### EXERCISE INSTRUCTIONS
1. In the post about teaching minimum polynomials, where does the author say polynomials make sense?
2. Reproduce the stretch of the minimum-polynomial post from "1. Polynomials are" through "scaling, and multiplication.".

### SELECTED EXCERPT
* * * * * * * * *

I just taught my students about the minimum polynomial of a linear transformation (in case anyone’s interested, the notes are here, lecture 20). When I was thinking how best to explain the whole idea, it struck me that this is an example of how category theory makes it clearer what’s really going on. I shan’t bore anyone with lots of details, but I thought some might be interested in a real live example of teaching using category theory, so here’s the brief outline:

1. Polynomials are examples of “functions without domains” - like certain other “functions”, they don’t seem to need a particular domain to make sense.
2. Where do they make sense? Anywhere where there’s a sensible notion of addition, scaling, and multiplication.
3. In particular, linear transformations of a vector space to itself.
4. Why is this interesting? Knowledge! If we know $p(t)$ and we know $T$ then we know $p(T)$ so we can combine our knowledge of polynomials together with our knowledge of a particular linear transformation to get knowledge of a whole ream of other linear transformations.

At which point we go in to trying to figure out how many things we can know about and that leads us to minimum polynomials.

The point I’m trying to make is that teaching category theory doesn’t have to involve teaching Category Theory. Just because I never said “natural transformation”, “category”, or “functor” doesn’t make those concepts any less prevalent in what I say.

Anyway, I thought some here might find that interesting.

• CommentRowNumber2.

* * * * * * * * *

### DATASET
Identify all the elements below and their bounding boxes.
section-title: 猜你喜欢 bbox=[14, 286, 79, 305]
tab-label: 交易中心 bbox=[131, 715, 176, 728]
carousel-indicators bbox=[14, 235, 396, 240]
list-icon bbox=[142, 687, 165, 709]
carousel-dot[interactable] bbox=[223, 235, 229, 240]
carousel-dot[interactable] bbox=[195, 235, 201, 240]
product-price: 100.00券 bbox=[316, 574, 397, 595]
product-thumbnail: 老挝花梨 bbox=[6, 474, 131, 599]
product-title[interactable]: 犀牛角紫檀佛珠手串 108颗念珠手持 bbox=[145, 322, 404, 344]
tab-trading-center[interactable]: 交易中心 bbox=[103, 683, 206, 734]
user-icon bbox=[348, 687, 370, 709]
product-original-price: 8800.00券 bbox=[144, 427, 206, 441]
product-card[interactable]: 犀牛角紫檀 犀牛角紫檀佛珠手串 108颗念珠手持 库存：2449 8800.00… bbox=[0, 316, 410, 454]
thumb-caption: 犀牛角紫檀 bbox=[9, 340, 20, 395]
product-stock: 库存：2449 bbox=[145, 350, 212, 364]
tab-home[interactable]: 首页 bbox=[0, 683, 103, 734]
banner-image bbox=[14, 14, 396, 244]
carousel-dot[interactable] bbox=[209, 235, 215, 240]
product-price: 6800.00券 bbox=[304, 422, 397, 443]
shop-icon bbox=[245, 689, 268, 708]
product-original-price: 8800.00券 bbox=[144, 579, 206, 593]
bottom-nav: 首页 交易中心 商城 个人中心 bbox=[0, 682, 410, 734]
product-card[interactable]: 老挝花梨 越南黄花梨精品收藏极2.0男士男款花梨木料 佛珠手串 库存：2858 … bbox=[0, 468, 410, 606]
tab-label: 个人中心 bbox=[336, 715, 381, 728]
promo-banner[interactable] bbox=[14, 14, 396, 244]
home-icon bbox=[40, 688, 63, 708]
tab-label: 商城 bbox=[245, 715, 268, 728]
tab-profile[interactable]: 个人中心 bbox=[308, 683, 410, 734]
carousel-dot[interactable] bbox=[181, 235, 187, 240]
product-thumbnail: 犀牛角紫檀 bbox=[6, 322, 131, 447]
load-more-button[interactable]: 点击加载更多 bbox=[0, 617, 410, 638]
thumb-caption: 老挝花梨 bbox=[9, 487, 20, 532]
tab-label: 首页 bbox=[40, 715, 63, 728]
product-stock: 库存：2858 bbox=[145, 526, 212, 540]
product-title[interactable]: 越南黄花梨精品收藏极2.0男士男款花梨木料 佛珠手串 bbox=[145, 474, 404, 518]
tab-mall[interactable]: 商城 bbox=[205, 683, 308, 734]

* * * * * * * * *

### OUTPUTS BY TASK
1. Anywhere there is a sensible notion of addition, scaling, and multiplication.

2.
1. Polynomials are examples of “functions without domains” - like certain other “functions”, they don’t seem to need a particular domain to make sense.
2. Where do they make sense? Anywhere where there’s a sensible notion of addition, scaling, and multiplication.